- [Requirements] Copy every entry word for word. Skip the pictures.

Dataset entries

▬▬▬

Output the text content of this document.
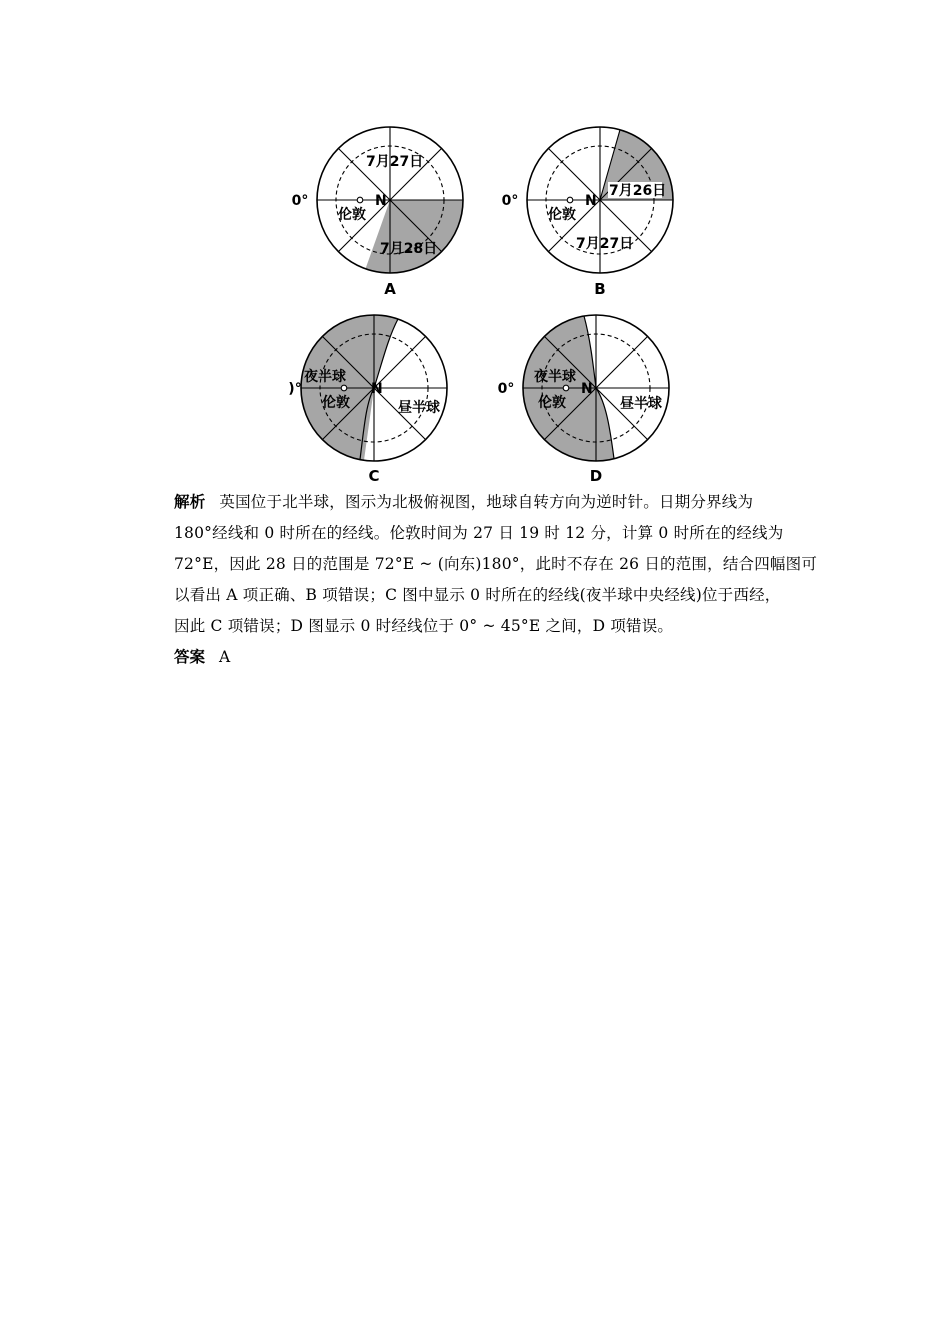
N
伦敦
0°
7月27日
7月28日
A
N
伦敦
0°
7月26日
7月27日
B
N
伦敦
)°
夜半球
昼半球
C
N
伦敦
0°
夜半球
昼半球
D
解析 英国位于北半球，图示为北极俯视图，地球自转方向为逆时针。日期分界线为
180°经线和 0 时所在的经线。伦敦时间为 27 日 19 时 12 分，计算 0 时所在的经线为
72°E，因此 28 日的范围是 72°E ~ (向东)180°，此时不存在 26 日的范围，结合四幅图可
以看出 A 项正确、B 项错误；C 图中显示 0 时所在的经线(夜半球中央经线)位于西经，
因此 C 项错误；D 图显示 0 时经线位于 0° ~ 45°E 之间，D 项错误。
答案 A
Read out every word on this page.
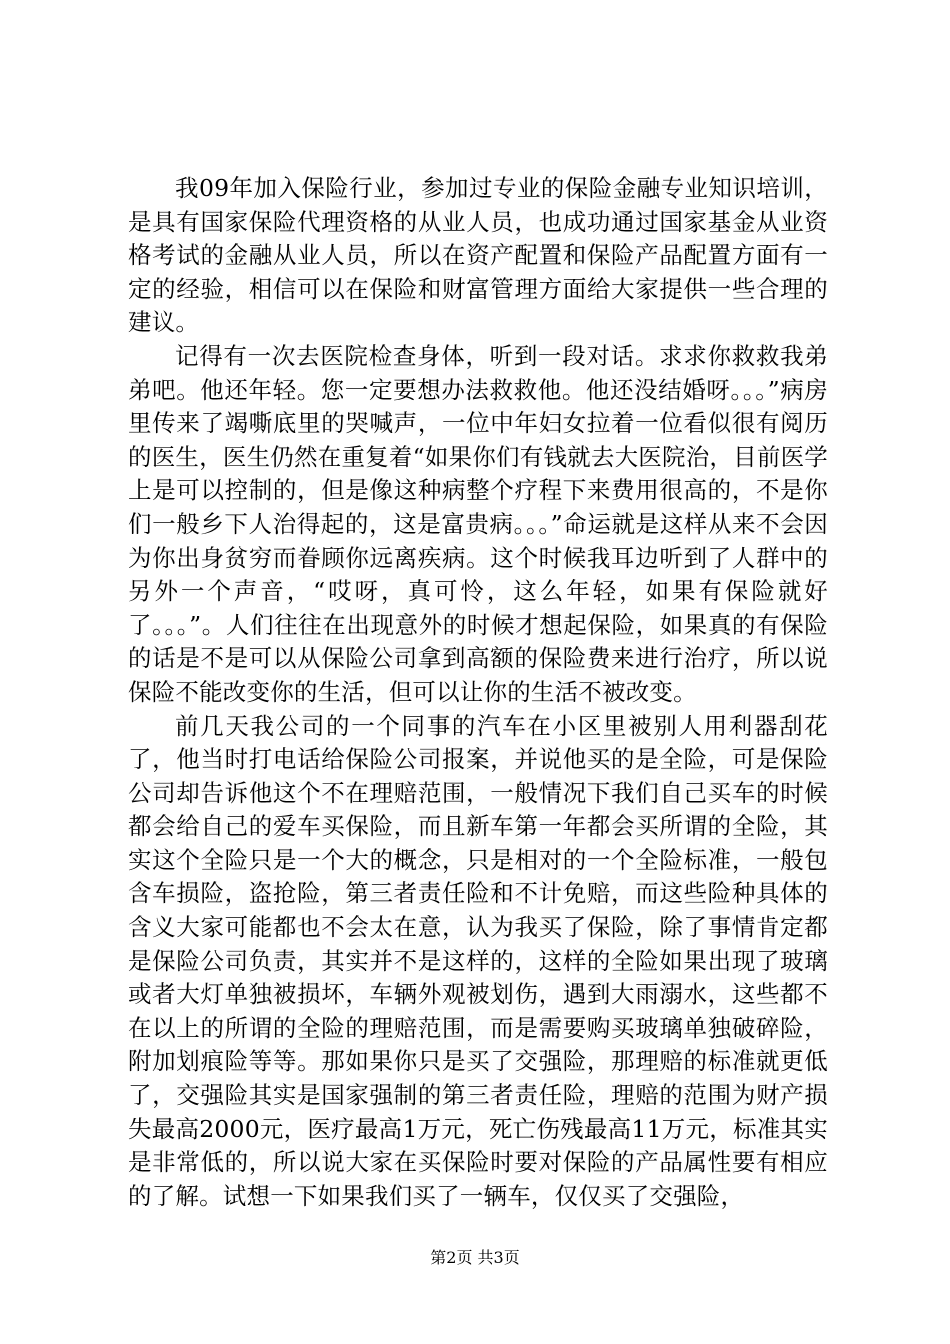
我09年加入保险行业，参加过专业的保险金融专业知识培训，是具有国家保险代理资格的从业人员，也成功通过国家基金从业资格考试的金融从业人员，所以在资产配置和保险产品配置方面有一定的经验，相信可以在保险和财富管理方面给大家提供一些合理的建议。

记得有一次去医院检查身体，听到一段对话。求求你救救我弟弟吧。他还年轻。您一定要想办法救救他。他还没结婚呀。。。”病房里传来了竭嘶底里的哭喊声，一位中年妇女拉着一位看似很有阅历的医生，医生仍然在重复着“如果你们有钱就去大医院治，目前医学上是可以控制的，但是像这种病整个疗程下来费用很高的，不是你们一般乡下人治得起的，这是富贵病。。。”命运就是这样从来不会因为你出身贫穷而眷顾你远离疾病。这个时候我耳边听到了人群中的另外一个声音，“哎呀，真可怜，这么年轻，如果有保险就好了。。。”。人们往往在出现意外的时候才想起保险，如果真的有保险的话是不是可以从保险公司拿到高额的保险费来进行治疗，所以说保险不能改变你的生活，但可以让你的生活不被改变。

前几天我公司的一个同事的汽车在小区里被别人用利器刮花了，他当时打电话给保险公司报案，并说他买的是全险，可是保险公司却告诉他这个不在理赔范围，一般情况下我们自己买车的时候都会给自己的爱车买保险，而且新车第一年都会买所谓的全险，其实这个全险只是一个大的概念，只是相对的一个全险标准，一般包含车损险，盗抢险，第三者责任险和不计免赔，而这些险种具体的含义大家可能都也不会太在意，认为我买了保险，除了事情肯定都是保险公司负责，其实并不是这样的，这样的全险如果出现了玻璃或者大灯单独被损坏，车辆外观被划伤，遇到大雨溺水，这些都不在以上的所谓的全险的理赔范围，而是需要购买玻璃单独破碎险，附加划痕险等等。那如果你只是买了交强险，那理赔的标准就更低了，交强险其实是国家强制的第三者责任险，理赔的范围为财产损失最高2000元，医疗最高1万元，死亡伤残最高11万元，标准其实是非常低的，所以说大家在买保险时要对保险的产品属性要有相应的了解。试想一下如果我们买了一辆车，仅仅买了交强险，

第2页 共3页
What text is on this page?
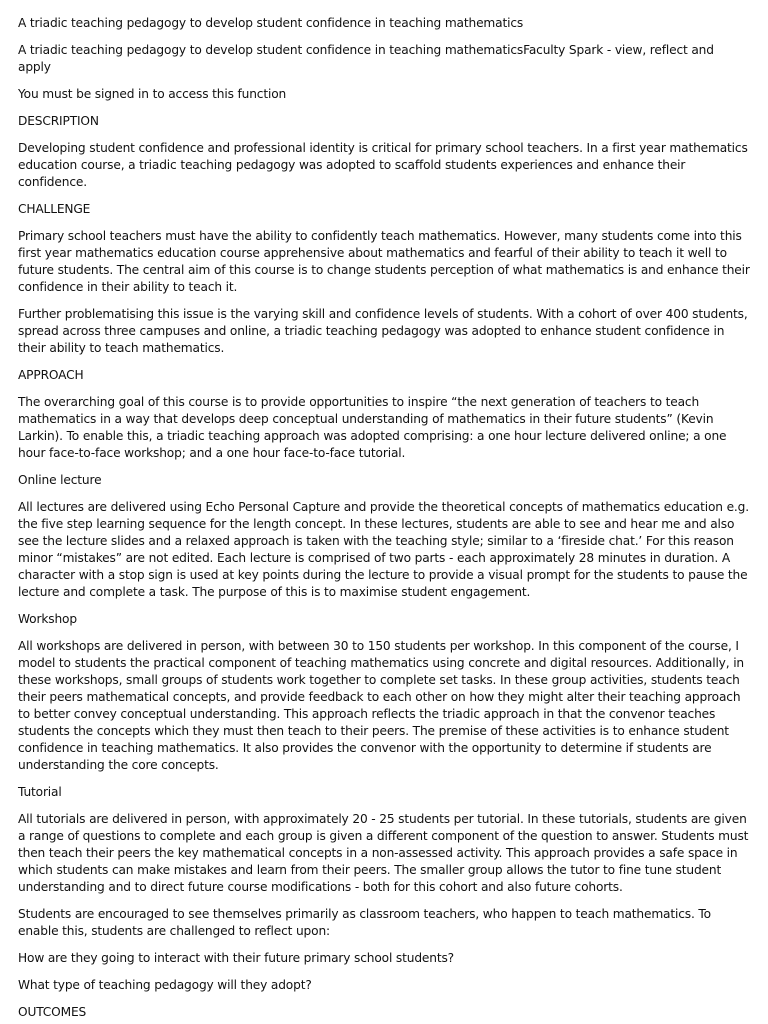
A triadic teaching pedagogy to develop student confidence in teaching mathematics

A triadic teaching pedagogy to develop student confidence in teaching mathematicsFaculty Spark - view, reflect and apply

You must be signed in to access this function

DESCRIPTION

Developing student confidence and professional identity is critical for primary school teachers. In a first year mathematics education course, a triadic teaching pedagogy was adopted to scaffold students experiences and enhance their confidence.

CHALLENGE

Primary school teachers must have the ability to confidently teach mathematics. However, many students come into this first year mathematics education course apprehensive about mathematics and fearful of their ability to teach it well to future students. The central aim of this course is to change students perception of what mathematics is and enhance their confidence in their ability to teach it.

Further problematising this issue is the varying skill and confidence levels of students. With a cohort of over 400 students, spread across three campuses and online, a triadic teaching pedagogy was adopted to enhance student confidence in their ability to teach mathematics.

APPROACH

The overarching goal of this course is to provide opportunities to inspire “the next generation of teachers to teach mathematics in a way that develops deep conceptual understanding of mathematics in their future students” (Kevin Larkin). To enable this, a triadic teaching approach was adopted comprising: a one hour lecture delivered online; a one hour face-to-face workshop; and a one hour face-to-face tutorial.

Online lecture

All lectures are delivered using Echo Personal Capture and provide the theoretical concepts of mathematics education e.g. the five step learning sequence for the length concept. In these lectures, students are able to see and hear me and also see the lecture slides and a relaxed approach is taken with the teaching style; similar to a ‘fireside chat.’ For this reason minor “mistakes” are not edited. Each lecture is comprised of two parts - each approximately 28 minutes in duration. A character with a stop sign is used at key points during the lecture to provide a visual prompt for the students to pause the lecture and complete a task. The purpose of this is to maximise student engagement.

Workshop

All workshops are delivered in person, with between 30 to 150 students per workshop. In this component of the course, I model to students the practical component of teaching mathematics using concrete and digital resources. Additionally, in these workshops, small groups of students work together to complete set tasks. In these group activities, students teach their peers mathematical concepts, and provide feedback to each other on how they might alter their teaching approach to better convey conceptual understanding. This approach reflects the triadic approach in that the convenor teaches students the concepts which they must then teach to their peers. The premise of these activities is to enhance student confidence in teaching mathematics. It also provides the convenor with the opportunity to determine if students are understanding the core concepts.

Tutorial

All tutorials are delivered in person, with approximately 20 - 25 students per tutorial. In these tutorials, students are given a range of questions to complete and each group is given a different component of the question to answer. Students must then teach their peers the key mathematical concepts in a non-assessed activity. This approach provides a safe space in which students can make mistakes and learn from their peers. The smaller group allows the tutor to fine tune student understanding and to direct future course modifications - both for this cohort and also future cohorts.

Students are encouraged to see themselves primarily as classroom teachers, who happen to teach mathematics. To enable this, students are challenged to reflect upon:

How are they going to interact with their future primary school students?

What type of teaching pedagogy will they adopt?

OUTCOMES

▬▬▬

- [Completed exercise]
Output the text content of this document.
N
伦敦
0°
7月27日
7月28日
A
N
伦敦
0°
7月26日
7月27日
B
N
伦敦
)°
夜半球
昼半球
C
N
伦敦
0°
夜半球
昼半球
D
解析 英国位于北半球，图示为北极俯视图，地球自转方向为逆时针。日期分界线为
180°经线和 0 时所在的经线。伦敦时间为 27 日 19 时 12 分，计算 0 时所在的经线为
72°E，因此 28 日的范围是 72°E ~ (向东)180°，此时不存在 26 日的范围，结合四幅图可
以看出 A 项正确、B 项错误；C 图中显示 0 时所在的经线(夜半球中央经线)位于西经，
因此 C 项错误；D 图显示 0 时经线位于 0° ~ 45°E 之间，D 项错误。
答案 A
Read out every word on this page.
我09年加入保险行业，参加过专业的保险金融专业知识培训，是具有国家保险代理资格的从业人员，也成功通过国家基金从业资格考试的金融从业人员，所以在资产配置和保险产品配置方面有一定的经验，相信可以在保险和财富管理方面给大家提供一些合理的建议。

记得有一次去医院检查身体，听到一段对话。求求你救救我弟弟吧。他还年轻。您一定要想办法救救他。他还没结婚呀。。。”病房里传来了竭嘶底里的哭喊声，一位中年妇女拉着一位看似很有阅历的医生，医生仍然在重复着“如果你们有钱就去大医院治，目前医学上是可以控制的，但是像这种病整个疗程下来费用很高的，不是你们一般乡下人治得起的，这是富贵病。。。”命运就是这样从来不会因为你出身贫穷而眷顾你远离疾病。这个时候我耳边听到了人群中的另外一个声音，“哎呀，真可怜，这么年轻，如果有保险就好了。。。”。人们往往在出现意外的时候才想起保险，如果真的有保险的话是不是可以从保险公司拿到高额的保险费来进行治疗，所以说保险不能改变你的生活，但可以让你的生活不被改变。

前几天我公司的一个同事的汽车在小区里被别人用利器刮花了，他当时打电话给保险公司报案，并说他买的是全险，可是保险公司却告诉他这个不在理赔范围，一般情况下我们自己买车的时候都会给自己的爱车买保险，而且新车第一年都会买所谓的全险，其实这个全险只是一个大的概念，只是相对的一个全险标准，一般包含车损险，盗抢险，第三者责任险和不计免赔，而这些险种具体的含义大家可能都也不会太在意，认为我买了保险，除了事情肯定都是保险公司负责，其实并不是这样的，这样的全险如果出现了玻璃或者大灯单独被损坏，车辆外观被划伤，遇到大雨溺水，这些都不在以上的所谓的全险的理赔范围，而是需要购买玻璃单独破碎险，附加划痕险等等。那如果你只是买了交强险，那理赔的标准就更低了，交强险其实是国家强制的第三者责任险，理赔的范围为财产损失最高2000元，医疗最高1万元，死亡伤残最高11万元，标准其实是非常低的，所以说大家在买保险时要对保险的产品属性要有相应的了解。试想一下如果我们买了一辆车，仅仅买了交强险，

第2页 共3页
What text is on this page?
A triadic teaching pedagogy to develop student confidence in teaching mathematics

A triadic teaching pedagogy to develop student confidence in teaching mathematicsFaculty Spark - view, reflect and apply

You must be signed in to access this function

DESCRIPTION

Developing student confidence and professional identity is critical for primary school teachers. In a first year mathematics education course, a triadic teaching pedagogy was adopted to scaffold students experiences and enhance their confidence.

CHALLENGE

Primary school teachers must have the ability to confidently teach mathematics. However, many students come into this first year mathematics education course apprehensive about mathematics and fearful of their ability to teach it well to future students. The central aim of this course is to change students perception of what mathematics is and enhance their confidence in their ability to teach it.

Further problematising this issue is the varying skill and confidence levels of students. With a cohort of over 400 students, spread across three campuses and online, a triadic teaching pedagogy was adopted to enhance student confidence in their ability to teach mathematics.

APPROACH

The overarching goal of this course is to provide opportunities to inspire “the next generation of teachers to teach mathematics in a way that develops deep conceptual understanding of mathematics in their future students” (Kevin Larkin). To enable this, a triadic teaching approach was adopted comprising: a one hour lecture delivered online; a one hour face-to-face workshop; and a one hour face-to-face tutorial.

Online lecture

All lectures are delivered using Echo Personal Capture and provide the theoretical concepts of mathematics education e.g. the five step learning sequence for the length concept. In these lectures, students are able to see and hear me and also see the lecture slides and a relaxed approach is taken with the teaching style; similar to a ‘fireside chat.’ For this reason minor “mistakes” are not edited. Each lecture is comprised of two parts - each approximately 28 minutes in duration. A character with a stop sign is used at key points during the lecture to provide a visual prompt for the students to pause the lecture and complete a task. The purpose of this is to maximise student engagement.

Workshop

All workshops are delivered in person, with between 30 to 150 students per workshop. In this component of the course, I model to students the practical component of teaching mathematics using concrete and digital resources. Additionally, in these workshops, small groups of students work together to complete set tasks. In these group activities, students teach their peers mathematical concepts, and provide feedback to each other on how they might alter their teaching approach to better convey conceptual understanding. This approach reflects the triadic approach in that the convenor teaches students the concepts which they must then teach to their peers. The premise of these activities is to enhance student confidence in teaching mathematics. It also provides the convenor with the opportunity to determine if students are understanding the core concepts.

Tutorial

All tutorials are delivered in person, with approximately 20 - 25 students per tutorial. In these tutorials, students are given a range of questions to complete and each group is given a different component of the question to answer. Students must then teach their peers the key mathematical concepts in a non-assessed activity. This approach provides a safe space in which students can make mistakes and learn from their peers. The smaller group allows the tutor to fine tune student understanding and to direct future course modifications - both for this cohort and also future cohorts.

Students are encouraged to see themselves primarily as classroom teachers, who happen to teach mathematics. To enable this, students are challenged to reflect upon:

How are they going to interact with their future primary school students?

What type of teaching pedagogy will they adopt?

OUTCOMES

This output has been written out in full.